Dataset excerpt
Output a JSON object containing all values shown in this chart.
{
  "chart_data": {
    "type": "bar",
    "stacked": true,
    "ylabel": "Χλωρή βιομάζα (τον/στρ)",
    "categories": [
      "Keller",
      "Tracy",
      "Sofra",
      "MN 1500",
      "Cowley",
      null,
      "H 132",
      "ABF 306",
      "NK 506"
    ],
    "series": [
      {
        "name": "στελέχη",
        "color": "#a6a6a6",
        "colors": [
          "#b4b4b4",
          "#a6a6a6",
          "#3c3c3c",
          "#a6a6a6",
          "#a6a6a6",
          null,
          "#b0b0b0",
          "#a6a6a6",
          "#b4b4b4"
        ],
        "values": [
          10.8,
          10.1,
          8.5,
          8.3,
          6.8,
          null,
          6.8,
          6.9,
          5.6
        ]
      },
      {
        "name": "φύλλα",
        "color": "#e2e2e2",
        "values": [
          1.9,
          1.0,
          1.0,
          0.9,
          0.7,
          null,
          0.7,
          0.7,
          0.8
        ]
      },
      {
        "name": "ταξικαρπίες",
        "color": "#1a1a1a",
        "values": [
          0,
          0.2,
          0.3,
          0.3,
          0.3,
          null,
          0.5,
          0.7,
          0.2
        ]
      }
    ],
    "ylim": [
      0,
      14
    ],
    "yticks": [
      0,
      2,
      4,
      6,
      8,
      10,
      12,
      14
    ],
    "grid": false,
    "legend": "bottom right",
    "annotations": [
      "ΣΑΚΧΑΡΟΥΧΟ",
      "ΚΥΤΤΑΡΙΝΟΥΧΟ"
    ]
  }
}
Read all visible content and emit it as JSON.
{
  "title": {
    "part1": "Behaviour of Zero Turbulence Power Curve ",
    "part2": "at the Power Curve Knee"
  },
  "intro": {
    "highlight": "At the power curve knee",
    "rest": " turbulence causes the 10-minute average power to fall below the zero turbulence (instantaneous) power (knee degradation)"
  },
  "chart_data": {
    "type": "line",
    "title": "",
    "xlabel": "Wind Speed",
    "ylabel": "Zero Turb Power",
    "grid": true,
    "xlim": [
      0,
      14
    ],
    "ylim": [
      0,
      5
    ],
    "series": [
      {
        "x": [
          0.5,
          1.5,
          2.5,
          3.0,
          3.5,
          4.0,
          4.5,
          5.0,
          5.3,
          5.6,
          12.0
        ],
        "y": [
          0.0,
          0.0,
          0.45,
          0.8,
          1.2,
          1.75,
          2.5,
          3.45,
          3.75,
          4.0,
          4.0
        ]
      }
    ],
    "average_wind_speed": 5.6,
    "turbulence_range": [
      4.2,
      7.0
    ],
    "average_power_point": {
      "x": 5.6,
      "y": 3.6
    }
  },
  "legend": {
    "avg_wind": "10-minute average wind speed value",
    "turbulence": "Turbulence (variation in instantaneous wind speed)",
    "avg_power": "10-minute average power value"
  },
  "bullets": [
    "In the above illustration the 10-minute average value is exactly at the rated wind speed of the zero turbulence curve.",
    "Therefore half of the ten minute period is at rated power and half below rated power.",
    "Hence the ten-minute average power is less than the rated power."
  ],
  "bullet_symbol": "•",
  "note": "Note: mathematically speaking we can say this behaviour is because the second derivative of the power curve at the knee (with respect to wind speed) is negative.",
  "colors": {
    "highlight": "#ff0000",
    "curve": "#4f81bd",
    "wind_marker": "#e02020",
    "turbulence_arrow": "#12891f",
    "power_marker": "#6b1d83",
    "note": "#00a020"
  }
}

**Task to carry out:** Copy out each line exactly.

**Answer for the task:**
Output a JSON object containing all values shown in this chart.
{
  "chart_data": {
    "type": "bar",
    "stacked": true,
    "ylabel": "Χλωρή βιομάζα (τον/στρ)",
    "categories": [
      "Keller",
      "Tracy",
      "Sofra",
      "MN 1500",
      "Cowley",
      null,
      "H 132",
      "ABF 306",
      "NK 506"
    ],
    "series": [
      {
        "name": "στελέχη",
        "color": "#a6a6a6",
        "colors": [
          "#b4b4b4",
          "#a6a6a6",
          "#3c3c3c",
          "#a6a6a6",
          "#a6a6a6",
          null,
          "#b0b0b0",
          "#a6a6a6",
          "#b4b4b4"
        ],
        "values": [
          10.8,
          10.1,
          8.5,
          8.3,
          6.8,
          null,
          6.8,
          6.9,
          5.6
        ]
      },
      {
        "name": "φύλλα",
        "color": "#e2e2e2",
        "values": [
          1.9,
          1.0,
          1.0,
          0.9,
          0.7,
          null,
          0.7,
          0.7,
          0.8
        ]
      },
      {
        "name": "ταξικαρπίες",
        "color": "#1a1a1a",
        "values": [
          0,
          0.2,
          0.3,
          0.3,
          0.3,
          null,
          0.5,
          0.7,
          0.2
        ]
      }
    ],
    "ylim": [
      0,
      14
    ],
    "yticks": [
      0,
      2,
      4,
      6,
      8,
      10,
      12,
      14
    ],
    "grid": false,
    "legend": "bottom right",
    "annotations": [
      "ΣΑΚΧΑΡΟΥΧΟ",
      "ΚΥΤΤΑΡΙΝΟΥΧΟ"
    ]
  }
}
Read all visible content and emit it as JSON.
{
  "title": {
    "part1": "Behaviour of Zero Turbulence Power Curve ",
    "part2": "at the Power Curve Knee"
  },
  "intro": {
    "highlight": "At the power curve knee",
    "rest": " turbulence causes the 10-minute average power to fall below the zero turbulence (instantaneous) power (knee degradation)"
  },
  "chart_data": {
    "type": "line",
    "title": "",
    "xlabel": "Wind Speed",
    "ylabel": "Zero Turb Power",
    "grid": true,
    "xlim": [
      0,
      14
    ],
    "ylim": [
      0,
      5
    ],
    "series": [
      {
        "x": [
          0.5,
          1.5,
          2.5,
          3.0,
          3.5,
          4.0,
          4.5,
          5.0,
          5.3,
          5.6,
          12.0
        ],
        "y": [
          0.0,
          0.0,
          0.45,
          0.8,
          1.2,
          1.75,
          2.5,
          3.45,
          3.75,
          4.0,
          4.0
        ]
      }
    ],
    "average_wind_speed": 5.6,
    "turbulence_range": [
      4.2,
      7.0
    ],
    "average_power_point": {
      "x": 5.6,
      "y": 3.6
    }
  },
  "legend": {
    "avg_wind": "10-minute average wind speed value",
    "turbulence": "Turbulence (variation in instantaneous wind speed)",
    "avg_power": "10-minute average power value"
  },
  "bullets": [
    "In the above illustration the 10-minute average value is exactly at the rated wind speed of the zero turbulence curve.",
    "Therefore half of the ten minute period is at rated power and half below rated power.",
    "Hence the ten-minute average power is less than the rated power."
  ],
  "bullet_symbol": "•",
  "note": "Note: mathematically speaking we can say this behaviour is because the second derivative of the power curve at the knee (with respect to wind speed) is negative.",
  "colors": {
    "highlight": "#ff0000",
    "curve": "#4f81bd",
    "wind_marker": "#e02020",
    "turbulence_arrow": "#12891f",
    "power_marker": "#6b1d83",
    "note": "#00a020"
  }
}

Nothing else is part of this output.